◆ Exercise directions:
Print all the entries verbatim.

--- Task input ---

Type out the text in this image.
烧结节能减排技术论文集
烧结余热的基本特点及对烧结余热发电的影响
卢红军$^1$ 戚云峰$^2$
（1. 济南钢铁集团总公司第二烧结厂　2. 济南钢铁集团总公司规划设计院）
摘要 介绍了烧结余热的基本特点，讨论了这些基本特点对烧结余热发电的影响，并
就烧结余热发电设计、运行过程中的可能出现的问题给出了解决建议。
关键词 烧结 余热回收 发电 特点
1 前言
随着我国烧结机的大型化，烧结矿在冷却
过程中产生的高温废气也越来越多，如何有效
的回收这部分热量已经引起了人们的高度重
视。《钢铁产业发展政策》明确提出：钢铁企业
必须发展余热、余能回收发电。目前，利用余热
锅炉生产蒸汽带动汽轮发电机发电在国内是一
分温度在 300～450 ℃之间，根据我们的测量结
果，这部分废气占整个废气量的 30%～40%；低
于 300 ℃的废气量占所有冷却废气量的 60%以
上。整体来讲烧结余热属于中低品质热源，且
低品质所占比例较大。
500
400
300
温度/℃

---

◆ Written answer:
Type out the text in this image.
烧结节能减排技术论文集
烧结余热的基本特点及对烧结余热发电的影响
卢红军$^1$ 戚云峰$^2$
（1. 济南钢铁集团总公司第二烧结厂　2. 济南钢铁集团总公司规划设计院）
摘要 介绍了烧结余热的基本特点，讨论了这些基本特点对烧结余热发电的影响，并
就烧结余热发电设计、运行过程中的可能出现的问题给出了解决建议。
关键词 烧结 余热回收 发电 特点
1 前言
随着我国烧结机的大型化，烧结矿在冷却
过程中产生的高温废气也越来越多，如何有效
的回收这部分热量已经引起了人们的高度重
视。《钢铁产业发展政策》明确提出：钢铁企业
必须发展余热、余能回收发电。目前，利用余热
锅炉生产蒸汽带动汽轮发电机发电在国内是一
分温度在 300～450 ℃之间，根据我们的测量结
果，这部分废气占整个废气量的 30%～40%；低
于 300 ℃的废气量占所有冷却废气量的 60%以
上。整体来讲烧结余热属于中低品质热源，且
低品质所占比例较大。
500
400
300
温度/℃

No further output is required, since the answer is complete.